## What needs to be done
Find the lines containing the word "screenshot" and copy every one of them.

Figure record extracts
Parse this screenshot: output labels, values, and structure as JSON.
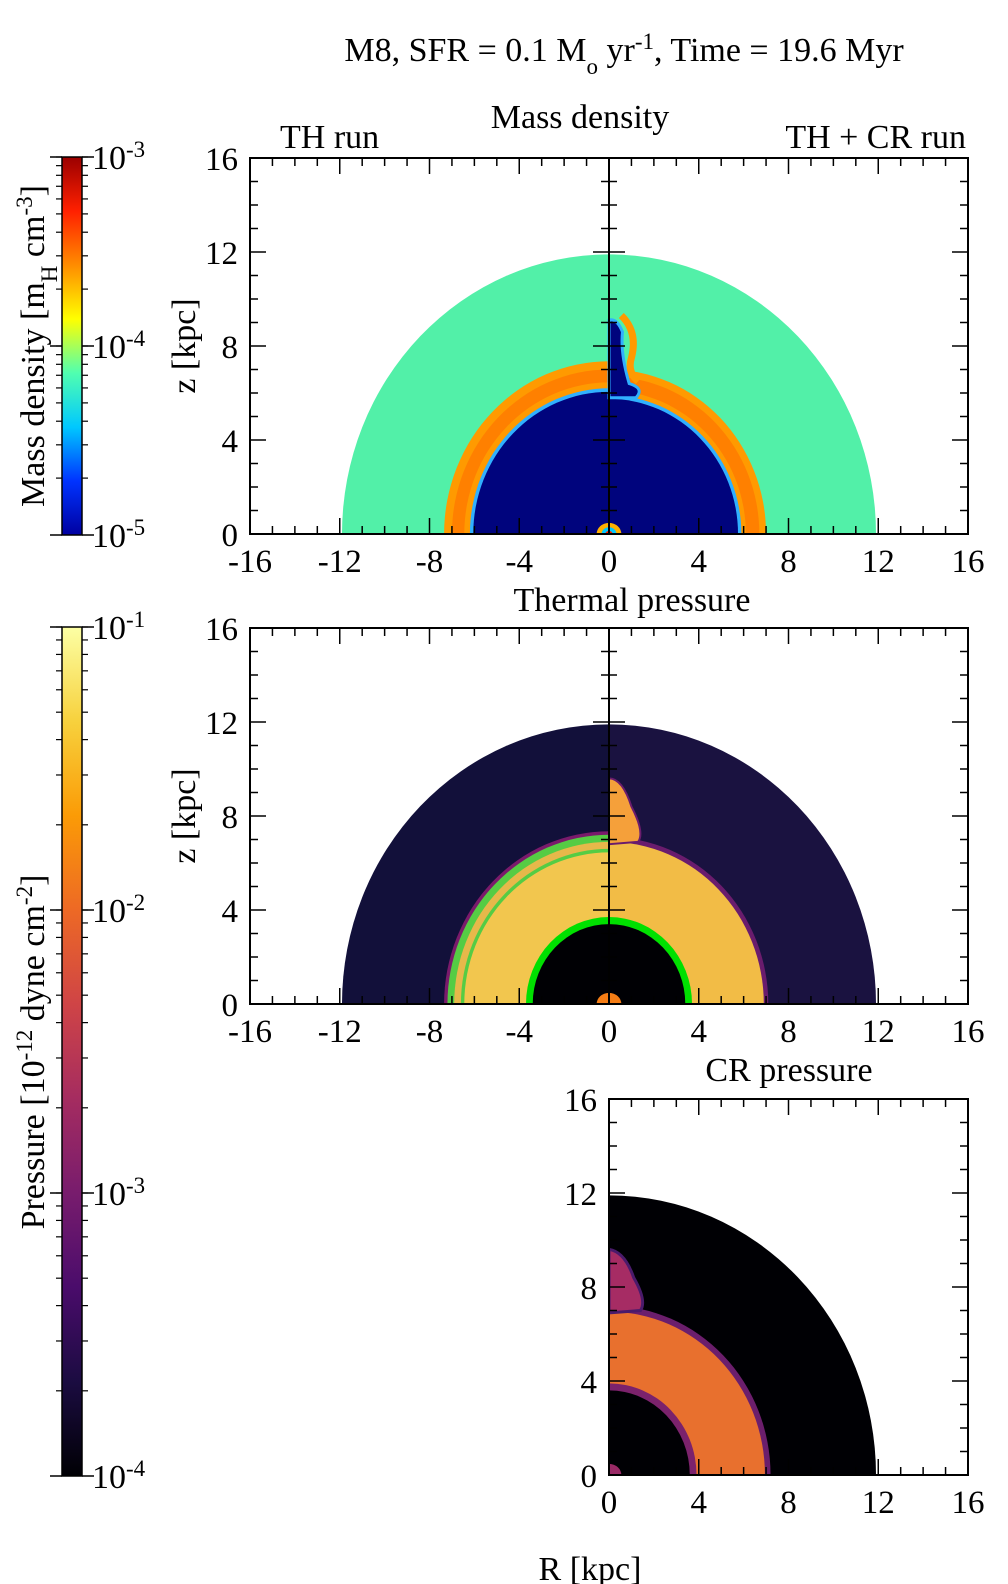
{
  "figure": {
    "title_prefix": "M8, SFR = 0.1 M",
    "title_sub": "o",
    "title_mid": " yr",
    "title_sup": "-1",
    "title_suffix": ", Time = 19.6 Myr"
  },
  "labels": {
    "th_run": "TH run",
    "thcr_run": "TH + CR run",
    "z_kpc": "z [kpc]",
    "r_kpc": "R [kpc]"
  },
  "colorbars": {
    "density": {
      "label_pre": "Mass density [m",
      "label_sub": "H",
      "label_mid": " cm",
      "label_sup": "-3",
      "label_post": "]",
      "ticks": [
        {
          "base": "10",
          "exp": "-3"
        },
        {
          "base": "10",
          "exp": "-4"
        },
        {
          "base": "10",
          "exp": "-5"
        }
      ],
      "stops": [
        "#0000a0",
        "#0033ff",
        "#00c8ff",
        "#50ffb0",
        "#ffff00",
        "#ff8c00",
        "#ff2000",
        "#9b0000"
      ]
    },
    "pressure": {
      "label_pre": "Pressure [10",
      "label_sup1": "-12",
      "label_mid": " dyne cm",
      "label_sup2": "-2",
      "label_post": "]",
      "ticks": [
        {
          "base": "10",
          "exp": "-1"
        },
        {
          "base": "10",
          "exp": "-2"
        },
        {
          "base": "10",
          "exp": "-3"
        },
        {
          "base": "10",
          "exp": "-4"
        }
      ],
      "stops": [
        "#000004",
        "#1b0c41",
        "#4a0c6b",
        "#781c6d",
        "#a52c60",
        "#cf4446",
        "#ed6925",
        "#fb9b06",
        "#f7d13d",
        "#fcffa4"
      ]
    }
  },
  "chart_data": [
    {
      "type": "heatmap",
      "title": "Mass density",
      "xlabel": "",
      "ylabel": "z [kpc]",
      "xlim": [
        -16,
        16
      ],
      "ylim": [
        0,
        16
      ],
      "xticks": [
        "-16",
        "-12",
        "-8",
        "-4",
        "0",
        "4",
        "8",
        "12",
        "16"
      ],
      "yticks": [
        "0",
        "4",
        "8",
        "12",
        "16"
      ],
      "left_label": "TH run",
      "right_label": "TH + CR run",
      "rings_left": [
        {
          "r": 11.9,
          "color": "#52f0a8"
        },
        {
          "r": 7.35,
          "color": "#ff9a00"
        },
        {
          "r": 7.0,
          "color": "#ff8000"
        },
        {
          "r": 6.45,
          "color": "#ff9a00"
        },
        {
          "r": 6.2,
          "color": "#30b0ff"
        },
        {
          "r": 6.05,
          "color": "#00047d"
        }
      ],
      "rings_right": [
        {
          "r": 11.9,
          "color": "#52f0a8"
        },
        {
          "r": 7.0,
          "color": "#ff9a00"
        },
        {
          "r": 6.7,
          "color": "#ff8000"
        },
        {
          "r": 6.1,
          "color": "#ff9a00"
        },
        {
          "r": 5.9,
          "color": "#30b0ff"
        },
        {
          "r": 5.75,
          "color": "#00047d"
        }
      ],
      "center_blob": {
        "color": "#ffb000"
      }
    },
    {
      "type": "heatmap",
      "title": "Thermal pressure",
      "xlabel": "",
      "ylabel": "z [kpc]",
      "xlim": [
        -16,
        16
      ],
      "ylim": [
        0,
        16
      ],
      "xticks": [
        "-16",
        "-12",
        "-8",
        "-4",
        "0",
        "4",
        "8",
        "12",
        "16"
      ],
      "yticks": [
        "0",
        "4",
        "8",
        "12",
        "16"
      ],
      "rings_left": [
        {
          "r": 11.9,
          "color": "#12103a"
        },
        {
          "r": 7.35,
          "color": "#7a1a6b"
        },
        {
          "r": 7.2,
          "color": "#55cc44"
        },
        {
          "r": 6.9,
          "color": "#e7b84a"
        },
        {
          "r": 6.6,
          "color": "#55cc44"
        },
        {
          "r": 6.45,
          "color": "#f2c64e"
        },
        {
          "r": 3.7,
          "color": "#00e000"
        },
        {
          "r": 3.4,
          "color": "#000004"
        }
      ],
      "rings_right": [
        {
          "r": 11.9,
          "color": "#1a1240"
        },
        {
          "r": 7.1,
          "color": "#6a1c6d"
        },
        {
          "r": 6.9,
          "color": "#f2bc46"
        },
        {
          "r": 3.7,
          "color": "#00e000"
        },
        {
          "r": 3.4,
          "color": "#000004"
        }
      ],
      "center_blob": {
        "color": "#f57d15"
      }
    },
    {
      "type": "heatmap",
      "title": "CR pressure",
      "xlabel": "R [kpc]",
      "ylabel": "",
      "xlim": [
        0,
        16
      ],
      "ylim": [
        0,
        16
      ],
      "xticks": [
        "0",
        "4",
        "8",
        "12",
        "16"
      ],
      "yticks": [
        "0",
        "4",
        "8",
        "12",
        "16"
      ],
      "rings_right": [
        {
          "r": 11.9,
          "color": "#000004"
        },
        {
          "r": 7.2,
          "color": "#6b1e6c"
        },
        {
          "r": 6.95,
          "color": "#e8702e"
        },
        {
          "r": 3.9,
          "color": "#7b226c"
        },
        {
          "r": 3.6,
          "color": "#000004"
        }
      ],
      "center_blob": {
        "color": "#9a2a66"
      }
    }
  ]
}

* * *

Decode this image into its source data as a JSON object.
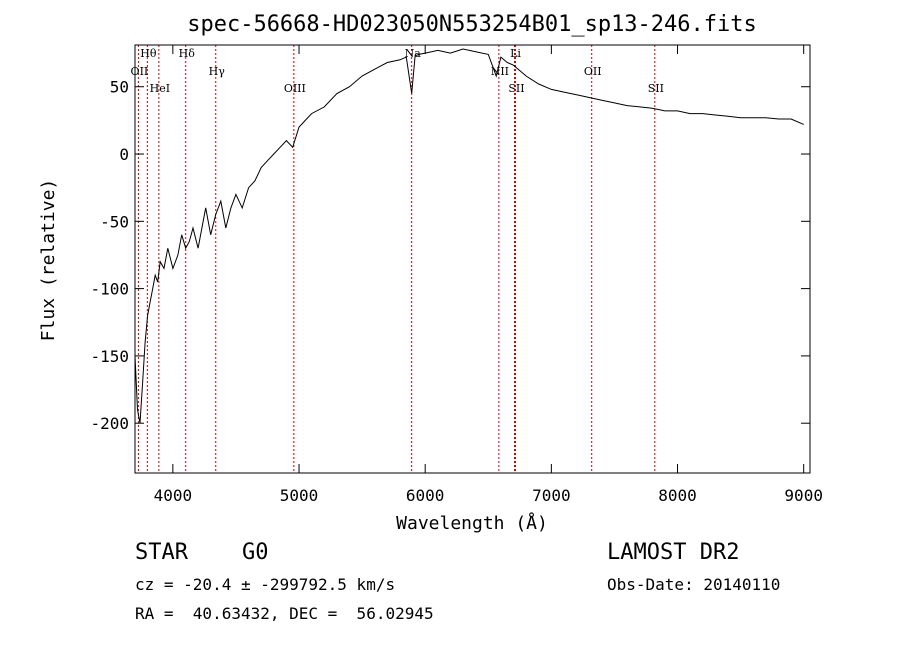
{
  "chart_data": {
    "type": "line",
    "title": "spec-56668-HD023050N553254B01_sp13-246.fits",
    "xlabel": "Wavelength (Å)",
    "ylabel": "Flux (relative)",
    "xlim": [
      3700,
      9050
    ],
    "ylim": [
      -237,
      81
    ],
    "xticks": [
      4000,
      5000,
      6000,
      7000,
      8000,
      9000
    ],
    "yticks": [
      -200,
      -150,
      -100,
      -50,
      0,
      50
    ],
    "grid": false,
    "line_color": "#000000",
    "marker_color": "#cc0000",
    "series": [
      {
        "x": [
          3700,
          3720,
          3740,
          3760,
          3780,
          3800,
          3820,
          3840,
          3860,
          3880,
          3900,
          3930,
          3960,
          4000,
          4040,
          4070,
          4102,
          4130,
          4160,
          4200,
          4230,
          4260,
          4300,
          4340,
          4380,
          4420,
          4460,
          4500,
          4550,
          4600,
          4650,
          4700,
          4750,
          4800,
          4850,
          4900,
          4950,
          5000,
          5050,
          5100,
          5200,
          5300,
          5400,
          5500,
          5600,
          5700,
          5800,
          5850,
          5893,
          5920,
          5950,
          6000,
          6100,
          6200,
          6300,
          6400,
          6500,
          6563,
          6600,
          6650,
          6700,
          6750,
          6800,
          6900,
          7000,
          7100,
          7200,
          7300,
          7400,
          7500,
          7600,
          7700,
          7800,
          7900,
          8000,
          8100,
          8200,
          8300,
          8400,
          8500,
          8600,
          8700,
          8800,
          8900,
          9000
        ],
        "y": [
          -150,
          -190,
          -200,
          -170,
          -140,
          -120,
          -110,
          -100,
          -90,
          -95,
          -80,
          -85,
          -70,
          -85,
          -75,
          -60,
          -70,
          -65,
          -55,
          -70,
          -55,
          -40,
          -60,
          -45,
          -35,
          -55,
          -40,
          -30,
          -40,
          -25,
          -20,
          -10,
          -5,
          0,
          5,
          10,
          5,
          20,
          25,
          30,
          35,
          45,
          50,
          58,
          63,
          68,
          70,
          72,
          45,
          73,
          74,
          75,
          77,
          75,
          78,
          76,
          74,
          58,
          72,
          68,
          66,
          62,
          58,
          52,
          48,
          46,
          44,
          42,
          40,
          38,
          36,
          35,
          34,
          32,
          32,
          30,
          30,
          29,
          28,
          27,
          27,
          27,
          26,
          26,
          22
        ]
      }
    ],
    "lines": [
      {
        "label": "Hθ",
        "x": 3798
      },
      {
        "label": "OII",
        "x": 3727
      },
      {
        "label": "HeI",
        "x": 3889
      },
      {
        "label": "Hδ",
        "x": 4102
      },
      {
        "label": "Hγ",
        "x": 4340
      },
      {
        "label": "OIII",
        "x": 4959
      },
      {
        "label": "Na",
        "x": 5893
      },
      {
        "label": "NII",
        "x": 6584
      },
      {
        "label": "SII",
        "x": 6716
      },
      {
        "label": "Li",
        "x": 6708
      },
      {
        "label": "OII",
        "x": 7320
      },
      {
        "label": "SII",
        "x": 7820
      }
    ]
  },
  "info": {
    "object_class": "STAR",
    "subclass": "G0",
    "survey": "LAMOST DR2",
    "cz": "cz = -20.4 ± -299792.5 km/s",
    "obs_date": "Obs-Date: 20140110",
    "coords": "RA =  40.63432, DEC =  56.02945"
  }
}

==

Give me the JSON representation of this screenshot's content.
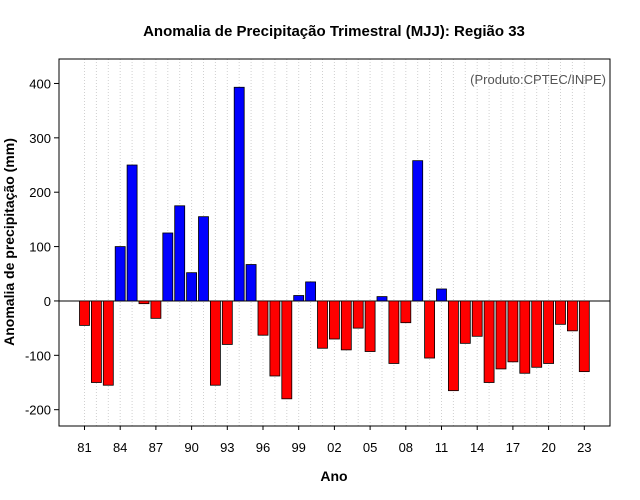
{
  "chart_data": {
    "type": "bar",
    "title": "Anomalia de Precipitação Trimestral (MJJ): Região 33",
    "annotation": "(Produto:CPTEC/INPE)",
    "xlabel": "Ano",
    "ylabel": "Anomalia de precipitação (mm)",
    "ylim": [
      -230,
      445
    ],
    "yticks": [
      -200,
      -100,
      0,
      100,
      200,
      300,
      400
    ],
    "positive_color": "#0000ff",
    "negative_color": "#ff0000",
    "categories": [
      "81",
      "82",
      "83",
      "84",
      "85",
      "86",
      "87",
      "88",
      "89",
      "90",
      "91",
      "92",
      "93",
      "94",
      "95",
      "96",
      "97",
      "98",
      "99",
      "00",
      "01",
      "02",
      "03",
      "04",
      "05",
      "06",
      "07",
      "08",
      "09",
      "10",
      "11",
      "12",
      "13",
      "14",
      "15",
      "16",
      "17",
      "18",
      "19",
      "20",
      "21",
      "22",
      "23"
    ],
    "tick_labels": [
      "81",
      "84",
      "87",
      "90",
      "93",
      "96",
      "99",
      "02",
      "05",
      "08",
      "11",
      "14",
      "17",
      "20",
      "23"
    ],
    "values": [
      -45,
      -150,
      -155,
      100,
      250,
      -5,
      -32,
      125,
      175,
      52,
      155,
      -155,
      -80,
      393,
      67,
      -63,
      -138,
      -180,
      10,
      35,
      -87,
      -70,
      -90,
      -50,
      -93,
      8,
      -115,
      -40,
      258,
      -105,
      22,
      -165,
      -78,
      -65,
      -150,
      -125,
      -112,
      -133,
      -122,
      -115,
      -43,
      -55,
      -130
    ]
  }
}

## Answer to this task
Parse this screenshot: output labels, values, and structure as JSON.
Give me the JSON representation of this screenshot's content.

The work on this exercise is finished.